The records below must be copied in full; omit the images.

• _RECORDS SHOWN_:
┌──

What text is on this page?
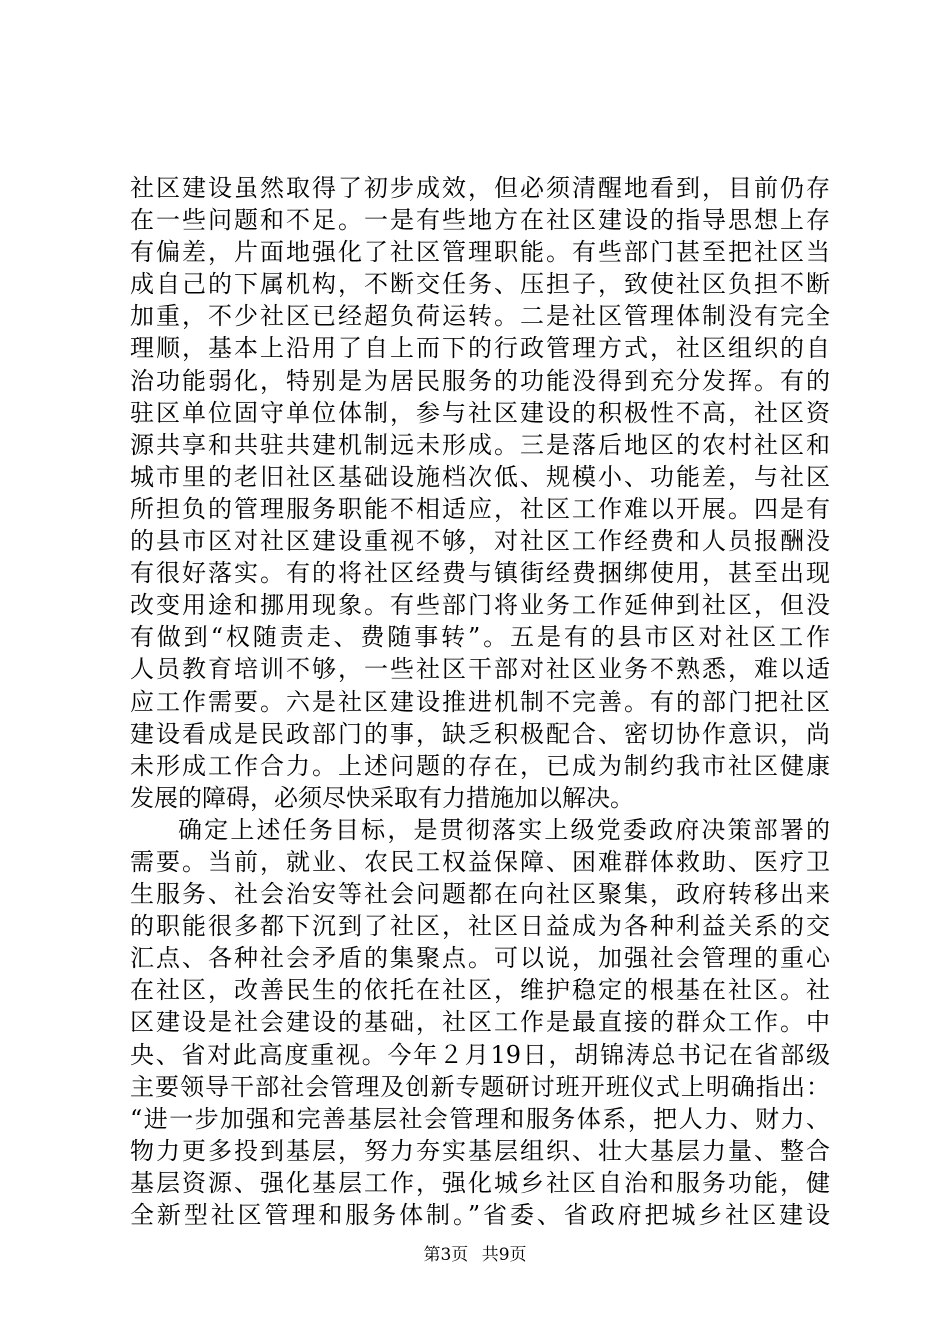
社区建设虽然取得了初步成效，但必须清醒地看到，目前仍存
在一些问题和不足。一是有些地方在社区建设的指导思想上存
有偏差，片面地强化了社区管理职能。有些部门甚至把社区当
成自己的下属机构，不断交任务、压担子，致使社区负担不断
加重，不少社区已经超负荷运转。二是社区管理体制没有完全
理顺，基本上沿用了自上而下的行政管理方式，社区组织的自
治功能弱化，特别是为居民服务的功能没得到充分发挥。有的
驻区单位固守单位体制，参与社区建设的积极性不高，社区资
源共享和共驻共建机制远未形成。三是落后地区的农村社区和
城市里的老旧社区基础设施档次低、规模小、功能差，与社区
所担负的管理服务职能不相适应，社区工作难以开展。四是有
的县市区对社区建设重视不够，对社区工作经费和人员报酬没
有很好落实。有的将社区经费与镇街经费捆绑使用，甚至出现
改变用途和挪用现象。有些部门将业务工作延伸到社区，但没
有做到“权随责走、费随事转”。五是有的县市区对社区工作
人员教育培训不够，一些社区干部对社区业务不熟悉，难以适
应工作需要。六是社区建设推进机制不完善。有的部门把社区
建设看成是民政部门的事，缺乏积极配合、密切协作意识，尚
未形成工作合力。上述问题的存在，已成为制约我市社区健康
发展的障碍，必须尽快采取有力措施加以解决。
确定上述任务目标，是贯彻落实上级党委政府决策部署的
需要。当前，就业、农民工权益保障、困难群体救助、医疗卫
生服务、社会治安等社会问题都在向社区聚集，政府转移出来
的职能很多都下沉到了社区，社区日益成为各种利益关系的交
汇点、各种社会矛盾的集聚点。可以说，加强社会管理的重心
在社区，改善民生的依托在社区，维护稳定的根基在社区。社
区建设是社会建设的基础，社区工作是最直接的群众工作。中
央、省对此高度重视。今年２月19日，胡锦涛总书记在省部级
主要领导干部社会管理及创新专题研讨班开班仪式上明确指出：
“进一步加强和完善基层社会管理和服务体系，把人力、财力、
物力更多投到基层，努力夯实基层组织、壮大基层力量、整合
基层资源、强化基层工作，强化城乡社区自治和服务功能，健
全新型社区管理和服务体制。”省委、省政府把城乡社区建设
第3页 共9页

└──

• _THE COMPLETED TASK_:
What text is on this page?
社区建设虽然取得了初步成效，但必须清醒地看到，目前仍存
在一些问题和不足。一是有些地方在社区建设的指导思想上存
有偏差，片面地强化了社区管理职能。有些部门甚至把社区当
成自己的下属机构，不断交任务、压担子，致使社区负担不断
加重，不少社区已经超负荷运转。二是社区管理体制没有完全
理顺，基本上沿用了自上而下的行政管理方式，社区组织的自
治功能弱化，特别是为居民服务的功能没得到充分发挥。有的
驻区单位固守单位体制，参与社区建设的积极性不高，社区资
源共享和共驻共建机制远未形成。三是落后地区的农村社区和
城市里的老旧社区基础设施档次低、规模小、功能差，与社区
所担负的管理服务职能不相适应，社区工作难以开展。四是有
的县市区对社区建设重视不够，对社区工作经费和人员报酬没
有很好落实。有的将社区经费与镇街经费捆绑使用，甚至出现
改变用途和挪用现象。有些部门将业务工作延伸到社区，但没
有做到“权随责走、费随事转”。五是有的县市区对社区工作
人员教育培训不够，一些社区干部对社区业务不熟悉，难以适
应工作需要。六是社区建设推进机制不完善。有的部门把社区
建设看成是民政部门的事，缺乏积极配合、密切协作意识，尚
未形成工作合力。上述问题的存在，已成为制约我市社区健康
发展的障碍，必须尽快采取有力措施加以解决。
确定上述任务目标，是贯彻落实上级党委政府决策部署的
需要。当前，就业、农民工权益保障、困难群体救助、医疗卫
生服务、社会治安等社会问题都在向社区聚集，政府转移出来
的职能很多都下沉到了社区，社区日益成为各种利益关系的交
汇点、各种社会矛盾的集聚点。可以说，加强社会管理的重心
在社区，改善民生的依托在社区，维护稳定的根基在社区。社
区建设是社会建设的基础，社区工作是最直接的群众工作。中
央、省对此高度重视。今年２月19日，胡锦涛总书记在省部级
主要领导干部社会管理及创新专题研讨班开班仪式上明确指出：
“进一步加强和完善基层社会管理和服务体系，把人力、财力、
物力更多投到基层，努力夯实基层组织、壮大基层力量、整合
基层资源、强化基层工作，强化城乡社区自治和服务功能，健
全新型社区管理和服务体制。”省委、省政府把城乡社区建设
第3页 共9页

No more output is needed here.